- _SET TASK_
Every record must appear in your copy exactly as written, with no pictures.

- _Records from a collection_
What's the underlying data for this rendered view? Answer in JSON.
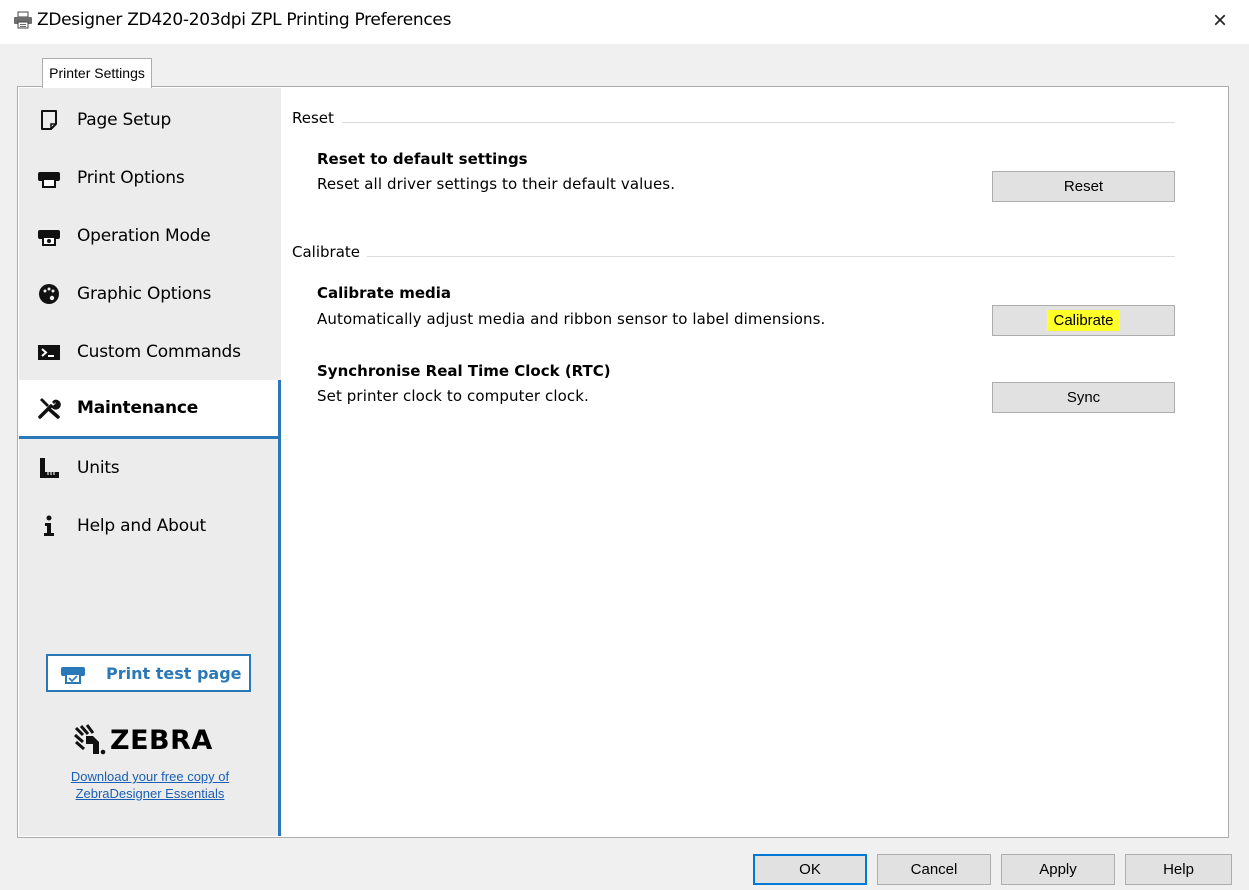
{
  "window": {
    "title": "ZDesigner ZD420-203dpi ZPL Printing Preferences",
    "close_glyph": "×"
  },
  "tab": {
    "label": "Printer Settings"
  },
  "sidebar": {
    "items": [
      {
        "label": "Page Setup",
        "icon": "page-icon"
      },
      {
        "label": "Print Options",
        "icon": "printer-icon"
      },
      {
        "label": "Operation Mode",
        "icon": "printer-mode-icon"
      },
      {
        "label": "Graphic Options",
        "icon": "palette-icon"
      },
      {
        "label": "Custom Commands",
        "icon": "terminal-icon"
      },
      {
        "label": "Maintenance",
        "icon": "tools-icon",
        "active": true
      },
      {
        "label": "Units",
        "icon": "ruler-icon"
      },
      {
        "label": "Help and About",
        "icon": "info-icon"
      }
    ],
    "test_page_label": "Print test page",
    "brand": "ZEBRA",
    "download_line1": "Download your free copy of",
    "download_line2": "ZebraDesigner Essentials"
  },
  "main": {
    "reset_section": {
      "title": "Reset",
      "item_title": "Reset to default settings",
      "item_desc": "Reset all driver settings to their default values.",
      "button": "Reset"
    },
    "calibrate_section": {
      "title": "Calibrate",
      "calibrate_title": "Calibrate media",
      "calibrate_desc": "Automatically adjust media and ribbon sensor to label dimensions.",
      "calibrate_button": "Calibrate",
      "sync_title": "Synchronise Real Time Clock (RTC)",
      "sync_desc": "Set printer clock to computer clock.",
      "sync_button": "Sync"
    }
  },
  "footer": {
    "ok": "OK",
    "cancel": "Cancel",
    "apply": "Apply",
    "help": "Help"
  },
  "colors": {
    "accent": "#2b78b8",
    "highlight": "#ffff2a"
  }
}
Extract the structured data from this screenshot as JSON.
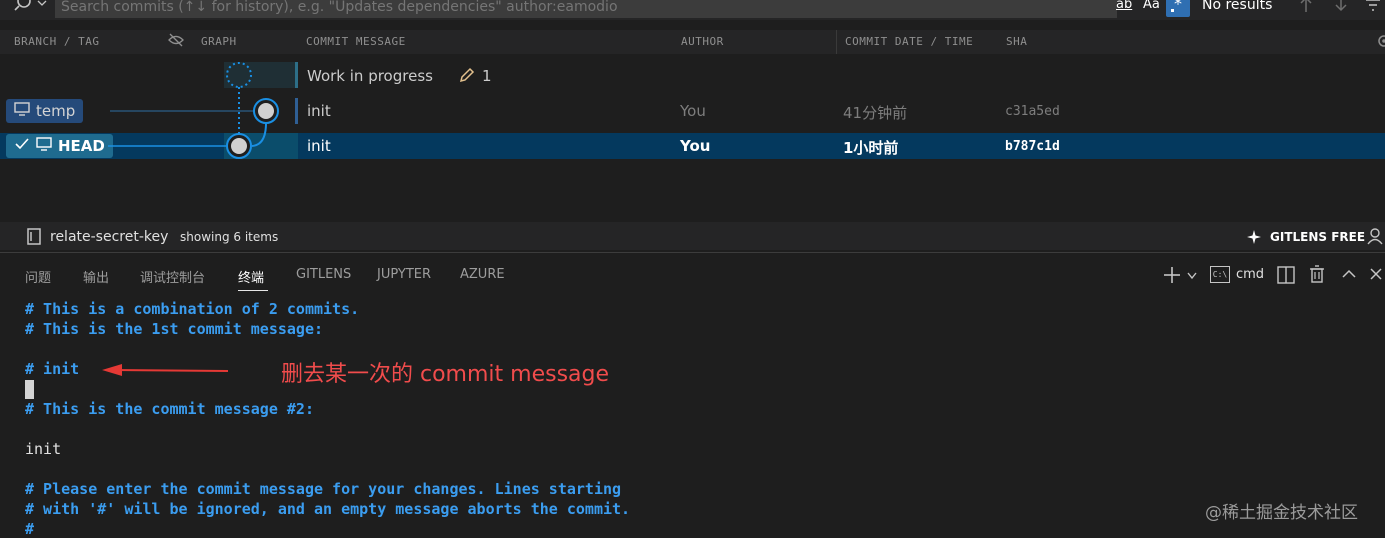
{
  "search": {
    "placeholder": "Search commits (↑↓ for history), e.g. \"Updates dependencies\" author:eamodio",
    "match_word_label": "ab",
    "match_case_label": "Aa",
    "results": "No results"
  },
  "graph_header": {
    "branch_tag": "BRANCH / TAG",
    "graph": "GRAPH",
    "commit_message": "COMMIT MESSAGE",
    "author": "AUTHOR",
    "commit_date_time": "COMMIT DATE / TIME",
    "sha": "SHA"
  },
  "rows": [
    {
      "branch": "",
      "message": "Work in progress",
      "wip_count": "1",
      "author": "",
      "date": "",
      "sha": ""
    },
    {
      "branch": "temp",
      "message": "init",
      "author": "You",
      "date": "41分钟前",
      "sha": "c31a5ed"
    },
    {
      "branch": "HEAD",
      "message": "init",
      "author": "You",
      "date": "1小时前",
      "sha": "b787c1d"
    }
  ],
  "gitlens_status": {
    "repo": "relate-secret-key",
    "showing": "showing 6 items",
    "badge": "GITLENS FREE"
  },
  "panel_tabs": [
    "问题",
    "输出",
    "调试控制台",
    "终端",
    "GITLENS",
    "JUPYTER",
    "AZURE"
  ],
  "panel_active_tab": "终端",
  "panel_toolbar": {
    "shell": "cmd",
    "cmd_icon_text": "C:\\"
  },
  "terminal_lines": [
    "# This is a combination of 2 commits.",
    "# This is the 1st commit message:",
    "",
    "# init",
    "",
    "# This is the commit message #2:",
    "",
    "init",
    "",
    "# Please enter the commit message for your changes. Lines starting",
    "# with '#' will be ignored, and an empty message aborts the commit.",
    "#"
  ],
  "annotation": "删去某一次的 commit message",
  "watermark": "@稀土掘金技术社区",
  "colors": {
    "selected_row": "#04395e",
    "terminal_comment": "#3b9df0",
    "annotation": "#f14c4c",
    "graph_line": "#1a8fe3"
  }
}
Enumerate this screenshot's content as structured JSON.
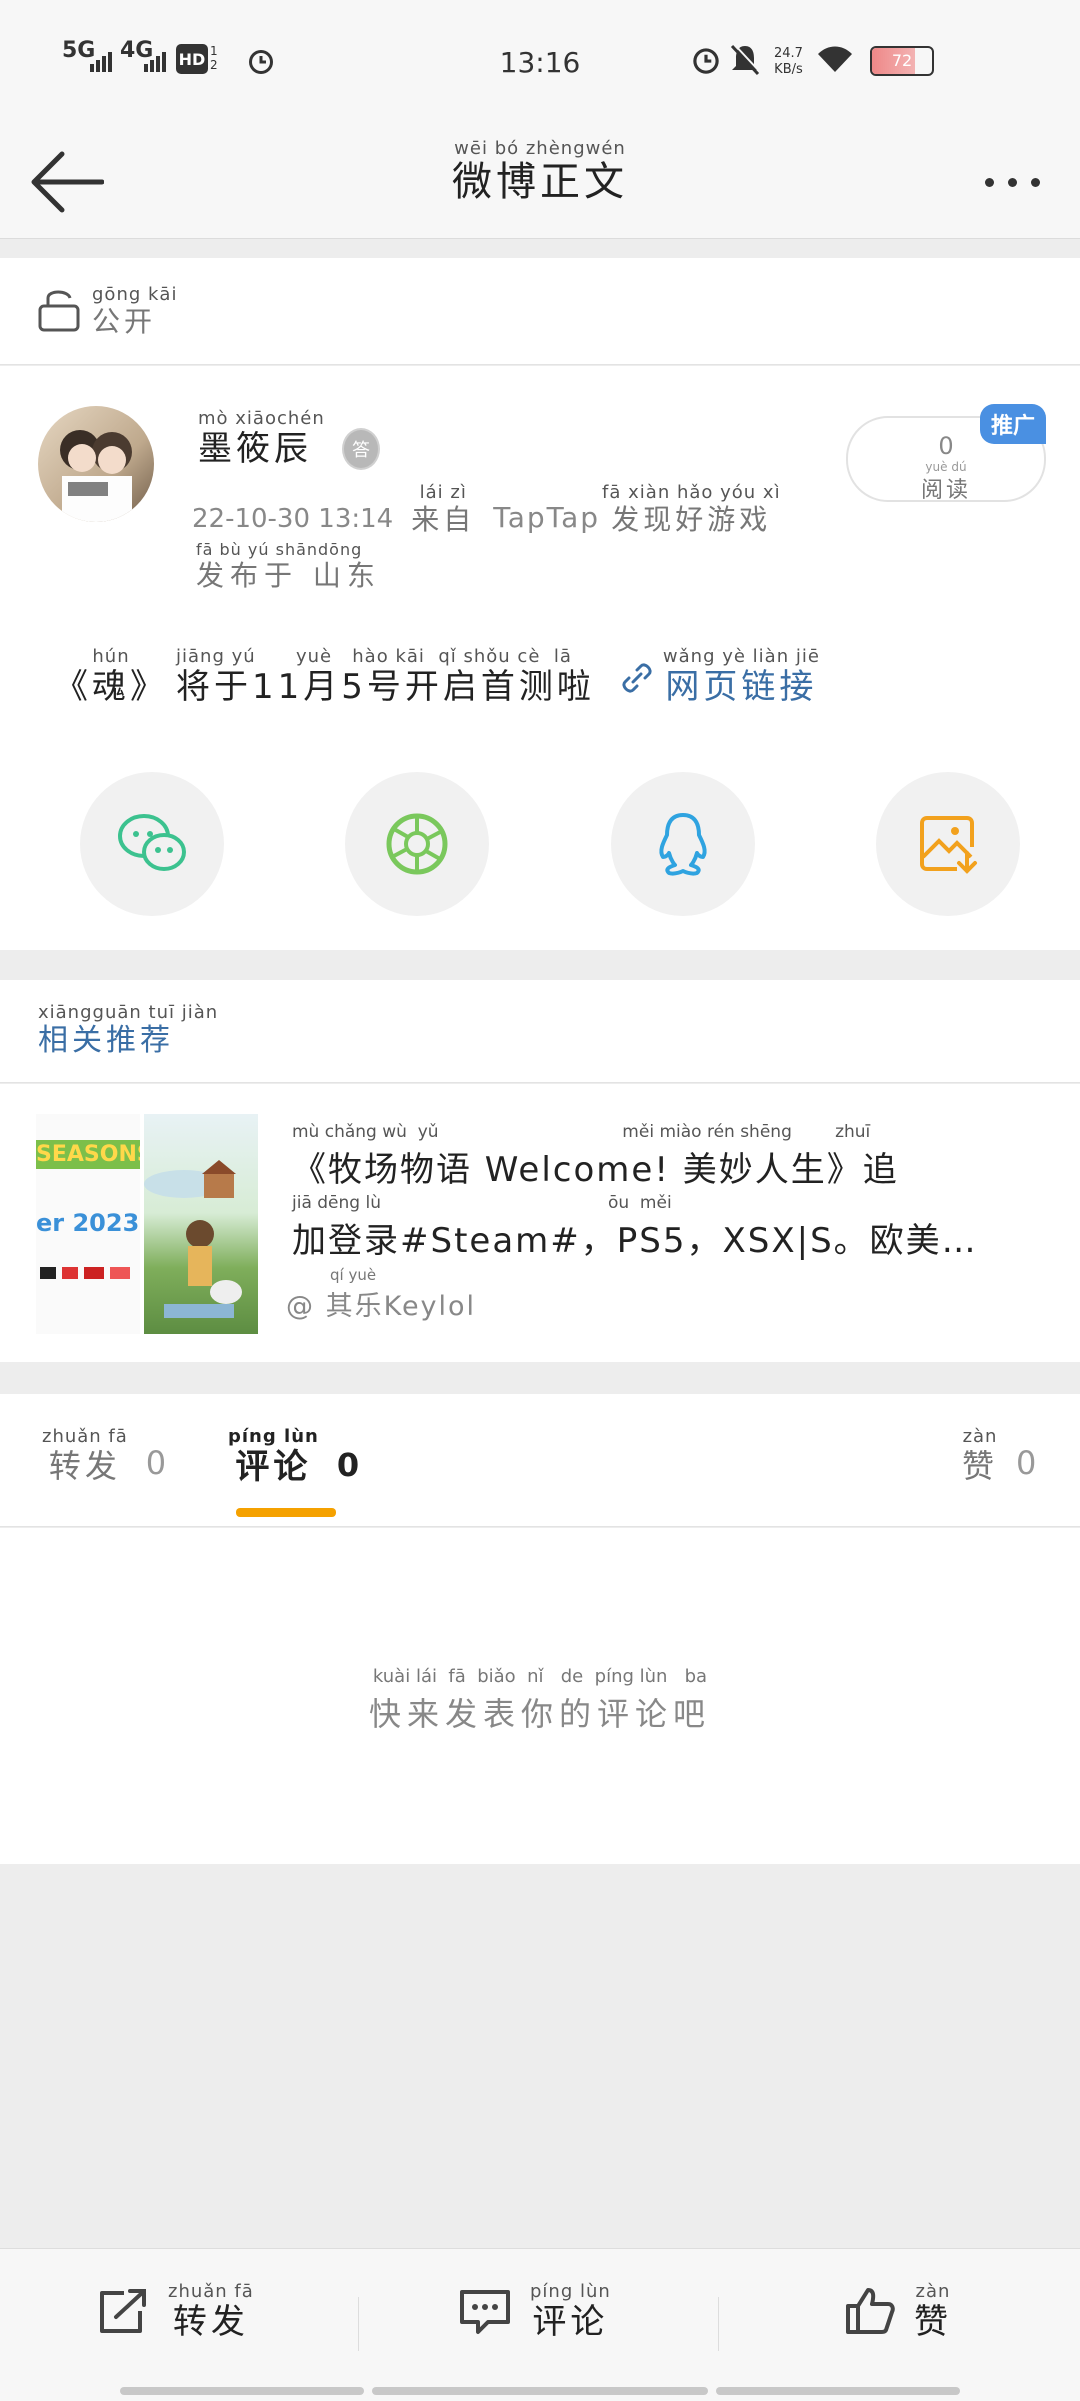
{
  "status": {
    "net1": "5G",
    "net2": "4G",
    "hd": "HD",
    "hd_sub": "1\n2",
    "time": "13:16",
    "speed": "24.7",
    "speed_unit": "KB/s",
    "battery": "72"
  },
  "nav": {
    "title_pinyin": "wēi bó zhèngwén",
    "title": "微博正文"
  },
  "visibility": {
    "pinyin": "gōng kāi",
    "label": "公开"
  },
  "post": {
    "author_pinyin": "mò xiāochén",
    "author": "墨筱辰",
    "badge": "答",
    "read_count": "0",
    "read_pinyin": "yuè dú",
    "read_label": "阅读",
    "promo_badge": "推广",
    "timestamp": "22-10-30 13:14",
    "source_pinyin_from": "lái zì",
    "source_from": "来自",
    "source_app": "TapTap",
    "source_suffix_pinyin": "fā xiàn hǎo yóu xì",
    "source_suffix": "发现好游戏",
    "location_pinyin": "fā bù yú  shāndōng",
    "location": "发布于 山东",
    "content_p1": "《魂》",
    "content_p1_pinyin": "hún",
    "content_p2": "将于11月5号开启首测啦",
    "content_p2_pinyin": "jiāng yú      yuè   hào kāi  qǐ shǒu cè  lā",
    "link_pinyin": "wǎng yè  liàn  jiē",
    "link_label": "网页链接"
  },
  "share": {
    "items": [
      "wechat-icon",
      "moments-icon",
      "qq-icon",
      "save-image-icon"
    ],
    "colors": {
      "wechat": "#3cc28f",
      "moments": "#7ac85c",
      "qq": "#2fa3e0",
      "save": "#f2a11d"
    }
  },
  "related": {
    "header_pinyin": "xiāngguān tuī jiàn",
    "header": "相关推荐",
    "item": {
      "line1_pinyin": "mù chǎng wù  yǔ                                  měi miào rén shēng        zhuī",
      "line1": "《牧场物语 Welcome! 美妙人生》追",
      "line2_pinyin": "jiā dēng lù                                          ōu  měi",
      "line2": "加登录#Steam#，PS5，XSX|S。欧美…",
      "source_pinyin": "qí  yuè",
      "source": "@ 其乐Keylol",
      "thumb_text1": "SEASONS",
      "thumb_text2": "er 2023"
    }
  },
  "tabs": {
    "repost_pinyin": "zhuǎn  fā",
    "repost": "转发",
    "repost_count": "0",
    "comment_pinyin": "píng lùn",
    "comment": "评论",
    "comment_count": "0",
    "like_pinyin": "zàn",
    "like": "赞",
    "like_count": "0"
  },
  "empty": {
    "pinyin": "kuài lái  fā  biǎo  nǐ   de  píng lùn   ba",
    "text": "快来发表你的评论吧"
  },
  "bottom": {
    "repost_pinyin": "zhuǎn  fā",
    "repost": "转发",
    "comment_pinyin": "píng lùn",
    "comment": "评论",
    "like_pinyin": "zàn",
    "like": "赞"
  }
}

- _EXERCISE OUTPUT_
What's the underlying data for this rendered view? Answer in JSON.
{
  "window": {
    "title": "ZDesigner ZD420-203dpi ZPL Printing Preferences",
    "close_glyph": "×"
  },
  "tab": {
    "label": "Printer Settings"
  },
  "sidebar": {
    "items": [
      {
        "label": "Page Setup",
        "icon": "page-icon"
      },
      {
        "label": "Print Options",
        "icon": "printer-icon"
      },
      {
        "label": "Operation Mode",
        "icon": "printer-mode-icon"
      },
      {
        "label": "Graphic Options",
        "icon": "palette-icon"
      },
      {
        "label": "Custom Commands",
        "icon": "terminal-icon"
      },
      {
        "label": "Maintenance",
        "icon": "tools-icon",
        "active": true
      },
      {
        "label": "Units",
        "icon": "ruler-icon"
      },
      {
        "label": "Help and About",
        "icon": "info-icon"
      }
    ],
    "test_page_label": "Print test page",
    "brand": "ZEBRA",
    "download_line1": "Download your free copy of",
    "download_line2": "ZebraDesigner Essentials"
  },
  "main": {
    "reset_section": {
      "title": "Reset",
      "item_title": "Reset to default settings",
      "item_desc": "Reset all driver settings to their default values.",
      "button": "Reset"
    },
    "calibrate_section": {
      "title": "Calibrate",
      "calibrate_title": "Calibrate media",
      "calibrate_desc": "Automatically adjust media and ribbon sensor to label dimensions.",
      "calibrate_button": "Calibrate",
      "sync_title": "Synchronise Real Time Clock (RTC)",
      "sync_desc": "Set printer clock to computer clock.",
      "sync_button": "Sync"
    }
  },
  "footer": {
    "ok": "OK",
    "cancel": "Cancel",
    "apply": "Apply",
    "help": "Help"
  },
  "colors": {
    "accent": "#2b78b8",
    "highlight": "#ffff2a"
  }
}
Extract the structured data from this screenshot as JSON.
{
  "search": {
    "placeholder": "Search commits (↑↓ for history), e.g. \"Updates dependencies\" author:eamodio",
    "match_word_label": "ab",
    "match_case_label": "Aa",
    "results": "No results"
  },
  "graph_header": {
    "branch_tag": "BRANCH / TAG",
    "graph": "GRAPH",
    "commit_message": "COMMIT MESSAGE",
    "author": "AUTHOR",
    "commit_date_time": "COMMIT DATE / TIME",
    "sha": "SHA"
  },
  "rows": [
    {
      "branch": "",
      "message": "Work in progress",
      "wip_count": "1",
      "author": "",
      "date": "",
      "sha": ""
    },
    {
      "branch": "temp",
      "message": "init",
      "author": "You",
      "date": "41分钟前",
      "sha": "c31a5ed"
    },
    {
      "branch": "HEAD",
      "message": "init",
      "author": "You",
      "date": "1小时前",
      "sha": "b787c1d"
    }
  ],
  "gitlens_status": {
    "repo": "relate-secret-key",
    "showing": "showing 6 items",
    "badge": "GITLENS FREE"
  },
  "panel_tabs": [
    "问题",
    "输出",
    "调试控制台",
    "终端",
    "GITLENS",
    "JUPYTER",
    "AZURE"
  ],
  "panel_active_tab": "终端",
  "panel_toolbar": {
    "shell": "cmd",
    "cmd_icon_text": "C:\\"
  },
  "terminal_lines": [
    "# This is a combination of 2 commits.",
    "# This is the 1st commit message:",
    "",
    "# init",
    "",
    "# This is the commit message #2:",
    "",
    "init",
    "",
    "# Please enter the commit message for your changes. Lines starting",
    "# with '#' will be ignored, and an empty message aborts the commit.",
    "#"
  ],
  "annotation": "删去某一次的 commit message",
  "watermark": "@稀土掘金技术社区",
  "colors": {
    "selected_row": "#04395e",
    "terminal_comment": "#3b9df0",
    "annotation": "#f14c4c",
    "graph_line": "#1a8fe3"
  }
}
Enumerate this screenshot's content as structured JSON.
{
  "status": {
    "net1": "5G",
    "net2": "4G",
    "hd": "HD",
    "hd_sub": "1\n2",
    "time": "13:16",
    "speed": "24.7",
    "speed_unit": "KB/s",
    "battery": "72"
  },
  "nav": {
    "title_pinyin": "wēi bó zhèngwén",
    "title": "微博正文"
  },
  "visibility": {
    "pinyin": "gōng kāi",
    "label": "公开"
  },
  "post": {
    "author_pinyin": "mò xiāochén",
    "author": "墨筱辰",
    "badge": "答",
    "read_count": "0",
    "read_pinyin": "yuè dú",
    "read_label": "阅读",
    "promo_badge": "推广",
    "timestamp": "22-10-30 13:14",
    "source_pinyin_from": "lái zì",
    "source_from": "来自",
    "source_app": "TapTap",
    "source_suffix_pinyin": "fā xiàn hǎo yóu xì",
    "source_suffix": "发现好游戏",
    "location_pinyin": "fā bù yú  shāndōng",
    "location": "发布于 山东",
    "content_p1": "《魂》",
    "content_p1_pinyin": "hún",
    "content_p2": "将于11月5号开启首测啦",
    "content_p2_pinyin": "jiāng yú      yuè   hào kāi  qǐ shǒu cè  lā",
    "link_pinyin": "wǎng yè  liàn  jiē",
    "link_label": "网页链接"
  },
  "share": {
    "items": [
      "wechat-icon",
      "moments-icon",
      "qq-icon",
      "save-image-icon"
    ],
    "colors": {
      "wechat": "#3cc28f",
      "moments": "#7ac85c",
      "qq": "#2fa3e0",
      "save": "#f2a11d"
    }
  },
  "related": {
    "header_pinyin": "xiāngguān tuī jiàn",
    "header": "相关推荐",
    "item": {
      "line1_pinyin": "mù chǎng wù  yǔ                                  měi miào rén shēng        zhuī",
      "line1": "《牧场物语 Welcome! 美妙人生》追",
      "line2_pinyin": "jiā dēng lù                                          ōu  měi",
      "line2": "加登录#Steam#，PS5，XSX|S。欧美…",
      "source_pinyin": "qí  yuè",
      "source": "@ 其乐Keylol",
      "thumb_text1": "SEASONS",
      "thumb_text2": "er 2023"
    }
  },
  "tabs": {
    "repost_pinyin": "zhuǎn  fā",
    "repost": "转发",
    "repost_count": "0",
    "comment_pinyin": "píng lùn",
    "comment": "评论",
    "comment_count": "0",
    "like_pinyin": "zàn",
    "like": "赞",
    "like_count": "0"
  },
  "empty": {
    "pinyin": "kuài lái  fā  biǎo  nǐ   de  píng lùn   ba",
    "text": "快来发表你的评论吧"
  },
  "bottom": {
    "repost_pinyin": "zhuǎn  fā",
    "repost": "转发",
    "comment_pinyin": "píng lùn",
    "comment": "评论",
    "like_pinyin": "zàn",
    "like": "赞"
  }
}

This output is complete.